#### EXERCISE:
Could you write out the records below exactly as they appear, leaving out any pictures?

+ + + +

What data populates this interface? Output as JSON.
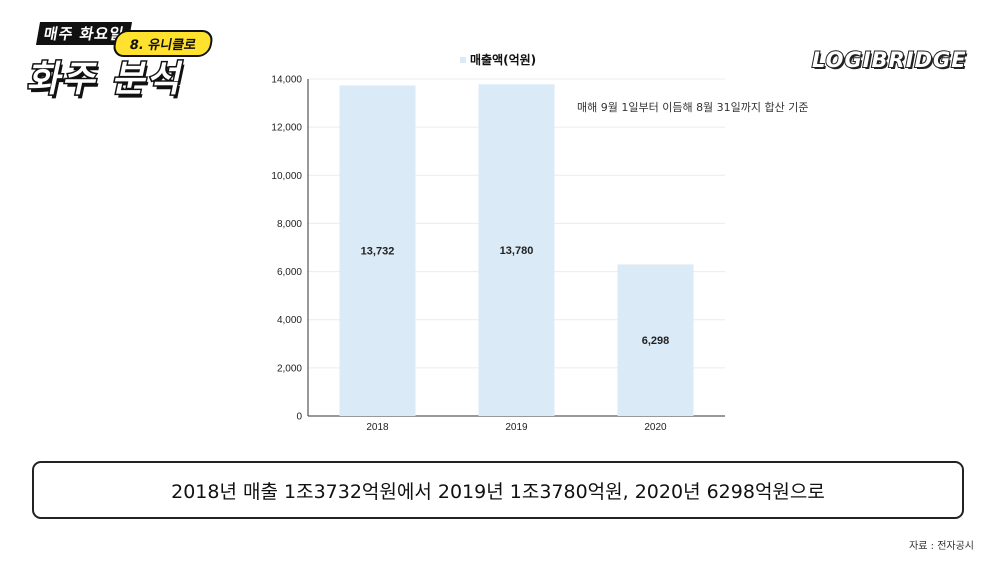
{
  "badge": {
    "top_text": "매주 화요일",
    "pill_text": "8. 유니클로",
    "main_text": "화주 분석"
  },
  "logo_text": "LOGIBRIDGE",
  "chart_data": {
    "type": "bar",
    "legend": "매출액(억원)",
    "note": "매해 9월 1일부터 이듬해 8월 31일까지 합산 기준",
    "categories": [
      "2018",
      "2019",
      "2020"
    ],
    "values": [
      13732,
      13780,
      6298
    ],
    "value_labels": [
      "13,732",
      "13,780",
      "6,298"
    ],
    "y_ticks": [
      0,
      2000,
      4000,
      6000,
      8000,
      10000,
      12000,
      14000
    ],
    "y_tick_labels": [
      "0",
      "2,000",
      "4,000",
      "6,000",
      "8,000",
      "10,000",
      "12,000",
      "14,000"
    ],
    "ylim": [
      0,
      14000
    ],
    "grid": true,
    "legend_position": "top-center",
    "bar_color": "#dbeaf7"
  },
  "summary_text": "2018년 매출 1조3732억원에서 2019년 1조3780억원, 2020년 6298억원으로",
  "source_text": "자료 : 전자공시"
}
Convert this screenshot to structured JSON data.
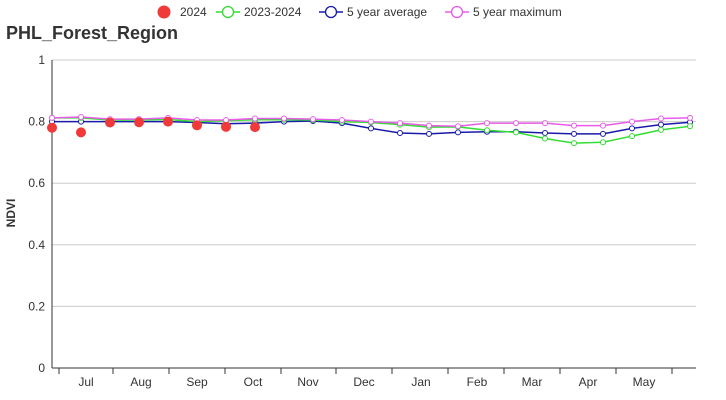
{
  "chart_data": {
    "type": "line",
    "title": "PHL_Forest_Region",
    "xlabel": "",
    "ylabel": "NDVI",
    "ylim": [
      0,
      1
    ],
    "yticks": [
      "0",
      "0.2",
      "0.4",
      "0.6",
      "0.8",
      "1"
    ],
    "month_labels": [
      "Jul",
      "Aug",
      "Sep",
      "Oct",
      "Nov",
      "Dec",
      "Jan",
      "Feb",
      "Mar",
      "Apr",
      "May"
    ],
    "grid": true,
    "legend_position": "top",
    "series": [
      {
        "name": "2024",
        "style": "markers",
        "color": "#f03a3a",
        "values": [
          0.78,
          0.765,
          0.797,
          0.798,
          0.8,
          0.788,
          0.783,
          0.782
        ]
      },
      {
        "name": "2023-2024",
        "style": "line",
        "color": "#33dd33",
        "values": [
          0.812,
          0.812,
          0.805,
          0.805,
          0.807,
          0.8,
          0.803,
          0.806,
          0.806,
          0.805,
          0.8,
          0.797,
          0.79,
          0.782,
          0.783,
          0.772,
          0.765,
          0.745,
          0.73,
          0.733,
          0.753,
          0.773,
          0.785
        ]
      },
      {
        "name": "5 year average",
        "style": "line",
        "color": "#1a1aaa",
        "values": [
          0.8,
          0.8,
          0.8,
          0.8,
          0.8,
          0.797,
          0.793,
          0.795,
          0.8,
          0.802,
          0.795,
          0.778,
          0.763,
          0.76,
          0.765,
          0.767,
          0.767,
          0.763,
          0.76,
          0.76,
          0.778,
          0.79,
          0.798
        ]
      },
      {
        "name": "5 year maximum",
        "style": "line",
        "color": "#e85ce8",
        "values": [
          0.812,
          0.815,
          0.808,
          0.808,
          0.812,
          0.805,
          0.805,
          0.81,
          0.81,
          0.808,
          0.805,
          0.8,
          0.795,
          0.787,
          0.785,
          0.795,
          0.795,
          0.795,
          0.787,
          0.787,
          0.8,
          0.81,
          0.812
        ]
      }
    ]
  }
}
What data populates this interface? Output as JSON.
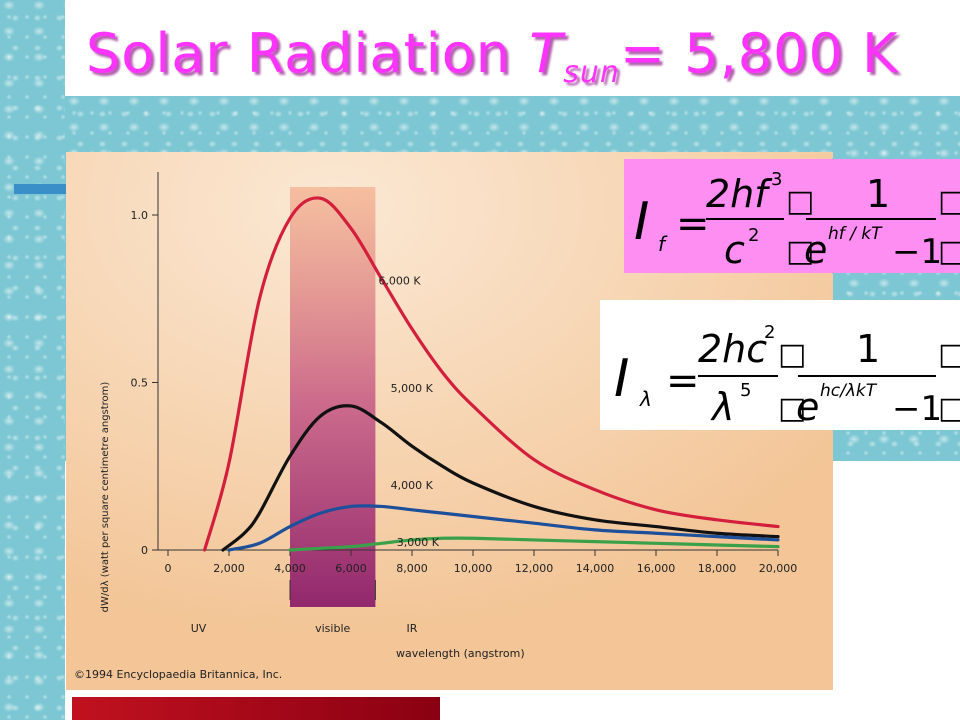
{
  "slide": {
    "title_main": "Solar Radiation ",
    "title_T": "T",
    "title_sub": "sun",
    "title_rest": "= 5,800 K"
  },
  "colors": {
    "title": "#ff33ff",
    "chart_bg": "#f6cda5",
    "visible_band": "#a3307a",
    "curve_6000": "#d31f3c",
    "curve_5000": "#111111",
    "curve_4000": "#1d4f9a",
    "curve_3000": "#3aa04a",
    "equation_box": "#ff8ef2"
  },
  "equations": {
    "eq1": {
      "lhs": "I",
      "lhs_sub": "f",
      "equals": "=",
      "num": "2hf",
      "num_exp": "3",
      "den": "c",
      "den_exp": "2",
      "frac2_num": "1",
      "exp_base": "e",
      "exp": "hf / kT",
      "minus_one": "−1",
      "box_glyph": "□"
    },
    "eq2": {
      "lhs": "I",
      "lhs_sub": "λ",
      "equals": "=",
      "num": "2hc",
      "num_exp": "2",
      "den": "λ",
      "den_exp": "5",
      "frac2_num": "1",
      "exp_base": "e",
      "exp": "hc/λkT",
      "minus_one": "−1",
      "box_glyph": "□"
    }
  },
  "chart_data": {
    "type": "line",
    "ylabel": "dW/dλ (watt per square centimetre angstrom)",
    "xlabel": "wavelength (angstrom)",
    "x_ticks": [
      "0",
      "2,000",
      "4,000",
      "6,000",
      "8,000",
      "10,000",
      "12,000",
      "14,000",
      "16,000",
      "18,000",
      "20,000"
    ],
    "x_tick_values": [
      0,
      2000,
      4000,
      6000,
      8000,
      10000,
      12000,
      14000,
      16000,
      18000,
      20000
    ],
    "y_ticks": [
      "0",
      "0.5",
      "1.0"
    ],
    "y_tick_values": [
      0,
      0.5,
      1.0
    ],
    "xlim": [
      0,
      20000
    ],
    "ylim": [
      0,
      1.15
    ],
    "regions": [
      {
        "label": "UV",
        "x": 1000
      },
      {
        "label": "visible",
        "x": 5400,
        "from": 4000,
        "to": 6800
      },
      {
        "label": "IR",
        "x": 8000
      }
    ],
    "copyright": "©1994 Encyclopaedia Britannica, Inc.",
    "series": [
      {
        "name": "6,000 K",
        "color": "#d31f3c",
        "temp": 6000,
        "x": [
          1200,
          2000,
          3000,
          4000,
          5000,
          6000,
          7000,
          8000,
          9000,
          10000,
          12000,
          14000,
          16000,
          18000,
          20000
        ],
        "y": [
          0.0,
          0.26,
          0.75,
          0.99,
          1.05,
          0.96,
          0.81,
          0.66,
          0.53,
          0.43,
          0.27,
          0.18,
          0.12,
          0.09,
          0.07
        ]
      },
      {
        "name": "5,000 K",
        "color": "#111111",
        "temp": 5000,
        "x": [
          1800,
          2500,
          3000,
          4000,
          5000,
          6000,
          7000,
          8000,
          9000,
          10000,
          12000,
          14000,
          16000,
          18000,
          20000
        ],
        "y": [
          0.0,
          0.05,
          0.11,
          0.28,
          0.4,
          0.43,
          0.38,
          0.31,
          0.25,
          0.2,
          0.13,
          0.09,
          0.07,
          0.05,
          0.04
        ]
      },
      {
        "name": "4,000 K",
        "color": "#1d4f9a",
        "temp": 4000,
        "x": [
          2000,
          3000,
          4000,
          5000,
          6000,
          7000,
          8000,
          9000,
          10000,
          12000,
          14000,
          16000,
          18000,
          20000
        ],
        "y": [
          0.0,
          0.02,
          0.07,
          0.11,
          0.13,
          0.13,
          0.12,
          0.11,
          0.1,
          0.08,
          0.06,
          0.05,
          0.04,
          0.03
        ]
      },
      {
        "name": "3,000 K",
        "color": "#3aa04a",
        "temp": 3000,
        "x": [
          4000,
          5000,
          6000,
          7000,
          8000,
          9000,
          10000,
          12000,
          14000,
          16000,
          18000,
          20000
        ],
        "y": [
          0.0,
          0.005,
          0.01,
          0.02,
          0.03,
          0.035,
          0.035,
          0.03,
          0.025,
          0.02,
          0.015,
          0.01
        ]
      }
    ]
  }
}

+ + + +

#### IN RESPONSE:
What data populates this interface? Output as JSON.
{
  "badge": {
    "top_text": "매주 화요일",
    "pill_text": "8. 유니클로",
    "main_text": "화주 분석"
  },
  "logo_text": "LOGIBRIDGE",
  "chart_data": {
    "type": "bar",
    "legend": "매출액(억원)",
    "note": "매해 9월 1일부터 이듬해 8월 31일까지 합산 기준",
    "categories": [
      "2018",
      "2019",
      "2020"
    ],
    "values": [
      13732,
      13780,
      6298
    ],
    "value_labels": [
      "13,732",
      "13,780",
      "6,298"
    ],
    "y_ticks": [
      0,
      2000,
      4000,
      6000,
      8000,
      10000,
      12000,
      14000
    ],
    "y_tick_labels": [
      "0",
      "2,000",
      "4,000",
      "6,000",
      "8,000",
      "10,000",
      "12,000",
      "14,000"
    ],
    "ylim": [
      0,
      14000
    ],
    "grid": true,
    "legend_position": "top-center",
    "bar_color": "#dbeaf7"
  },
  "summary_text": "2018년 매출 1조3732억원에서 2019년 1조3780억원, 2020년 6298억원으로",
  "source_text": "자료 : 전자공시"
}
Convert this screenshot to structured JSON data.
{
  "chart_data": {
    "type": "line",
    "title": "PHL_Forest_Region",
    "xlabel": "",
    "ylabel": "NDVI",
    "ylim": [
      0,
      1
    ],
    "yticks": [
      "0",
      "0.2",
      "0.4",
      "0.6",
      "0.8",
      "1"
    ],
    "month_labels": [
      "Jul",
      "Aug",
      "Sep",
      "Oct",
      "Nov",
      "Dec",
      "Jan",
      "Feb",
      "Mar",
      "Apr",
      "May"
    ],
    "grid": true,
    "legend_position": "top",
    "series": [
      {
        "name": "2024",
        "style": "markers",
        "color": "#f03a3a",
        "values": [
          0.78,
          0.765,
          0.797,
          0.798,
          0.8,
          0.788,
          0.783,
          0.782
        ]
      },
      {
        "name": "2023-2024",
        "style": "line",
        "color": "#33dd33",
        "values": [
          0.812,
          0.812,
          0.805,
          0.805,
          0.807,
          0.8,
          0.803,
          0.806,
          0.806,
          0.805,
          0.8,
          0.797,
          0.79,
          0.782,
          0.783,
          0.772,
          0.765,
          0.745,
          0.73,
          0.733,
          0.753,
          0.773,
          0.785
        ]
      },
      {
        "name": "5 year average",
        "style": "line",
        "color": "#1a1aaa",
        "values": [
          0.8,
          0.8,
          0.8,
          0.8,
          0.8,
          0.797,
          0.793,
          0.795,
          0.8,
          0.802,
          0.795,
          0.778,
          0.763,
          0.76,
          0.765,
          0.767,
          0.767,
          0.763,
          0.76,
          0.76,
          0.778,
          0.79,
          0.798
        ]
      },
      {
        "name": "5 year maximum",
        "style": "line",
        "color": "#e85ce8",
        "values": [
          0.812,
          0.815,
          0.808,
          0.808,
          0.812,
          0.805,
          0.805,
          0.81,
          0.81,
          0.808,
          0.805,
          0.8,
          0.795,
          0.787,
          0.785,
          0.795,
          0.795,
          0.795,
          0.787,
          0.787,
          0.8,
          0.81,
          0.812
        ]
      }
    ]
  }
}
What data populates this interface? Output as JSON.
{
  "slide": {
    "title_main": "Solar Radiation ",
    "title_T": "T",
    "title_sub": "sun",
    "title_rest": "= 5,800 K"
  },
  "colors": {
    "title": "#ff33ff",
    "chart_bg": "#f6cda5",
    "visible_band": "#a3307a",
    "curve_6000": "#d31f3c",
    "curve_5000": "#111111",
    "curve_4000": "#1d4f9a",
    "curve_3000": "#3aa04a",
    "equation_box": "#ff8ef2"
  },
  "equations": {
    "eq1": {
      "lhs": "I",
      "lhs_sub": "f",
      "equals": "=",
      "num": "2hf",
      "num_exp": "3",
      "den": "c",
      "den_exp": "2",
      "frac2_num": "1",
      "exp_base": "e",
      "exp": "hf / kT",
      "minus_one": "−1",
      "box_glyph": "□"
    },
    "eq2": {
      "lhs": "I",
      "lhs_sub": "λ",
      "equals": "=",
      "num": "2hc",
      "num_exp": "2",
      "den": "λ",
      "den_exp": "5",
      "frac2_num": "1",
      "exp_base": "e",
      "exp": "hc/λkT",
      "minus_one": "−1",
      "box_glyph": "□"
    }
  },
  "chart_data": {
    "type": "line",
    "ylabel": "dW/dλ (watt per square centimetre angstrom)",
    "xlabel": "wavelength (angstrom)",
    "x_ticks": [
      "0",
      "2,000",
      "4,000",
      "6,000",
      "8,000",
      "10,000",
      "12,000",
      "14,000",
      "16,000",
      "18,000",
      "20,000"
    ],
    "x_tick_values": [
      0,
      2000,
      4000,
      6000,
      8000,
      10000,
      12000,
      14000,
      16000,
      18000,
      20000
    ],
    "y_ticks": [
      "0",
      "0.5",
      "1.0"
    ],
    "y_tick_values": [
      0,
      0.5,
      1.0
    ],
    "xlim": [
      0,
      20000
    ],
    "ylim": [
      0,
      1.15
    ],
    "regions": [
      {
        "label": "UV",
        "x": 1000
      },
      {
        "label": "visible",
        "x": 5400,
        "from": 4000,
        "to": 6800
      },
      {
        "label": "IR",
        "x": 8000
      }
    ],
    "copyright": "©1994 Encyclopaedia Britannica, Inc.",
    "series": [
      {
        "name": "6,000 K",
        "color": "#d31f3c",
        "temp": 6000,
        "x": [
          1200,
          2000,
          3000,
          4000,
          5000,
          6000,
          7000,
          8000,
          9000,
          10000,
          12000,
          14000,
          16000,
          18000,
          20000
        ],
        "y": [
          0.0,
          0.26,
          0.75,
          0.99,
          1.05,
          0.96,
          0.81,
          0.66,
          0.53,
          0.43,
          0.27,
          0.18,
          0.12,
          0.09,
          0.07
        ]
      },
      {
        "name": "5,000 K",
        "color": "#111111",
        "temp": 5000,
        "x": [
          1800,
          2500,
          3000,
          4000,
          5000,
          6000,
          7000,
          8000,
          9000,
          10000,
          12000,
          14000,
          16000,
          18000,
          20000
        ],
        "y": [
          0.0,
          0.05,
          0.11,
          0.28,
          0.4,
          0.43,
          0.38,
          0.31,
          0.25,
          0.2,
          0.13,
          0.09,
          0.07,
          0.05,
          0.04
        ]
      },
      {
        "name": "4,000 K",
        "color": "#1d4f9a",
        "temp": 4000,
        "x": [
          2000,
          3000,
          4000,
          5000,
          6000,
          7000,
          8000,
          9000,
          10000,
          12000,
          14000,
          16000,
          18000,
          20000
        ],
        "y": [
          0.0,
          0.02,
          0.07,
          0.11,
          0.13,
          0.13,
          0.12,
          0.11,
          0.1,
          0.08,
          0.06,
          0.05,
          0.04,
          0.03
        ]
      },
      {
        "name": "3,000 K",
        "color": "#3aa04a",
        "temp": 3000,
        "x": [
          4000,
          5000,
          6000,
          7000,
          8000,
          9000,
          10000,
          12000,
          14000,
          16000,
          18000,
          20000
        ],
        "y": [
          0.0,
          0.005,
          0.01,
          0.02,
          0.03,
          0.035,
          0.035,
          0.03,
          0.025,
          0.02,
          0.015,
          0.01
        ]
      }
    ]
  }
}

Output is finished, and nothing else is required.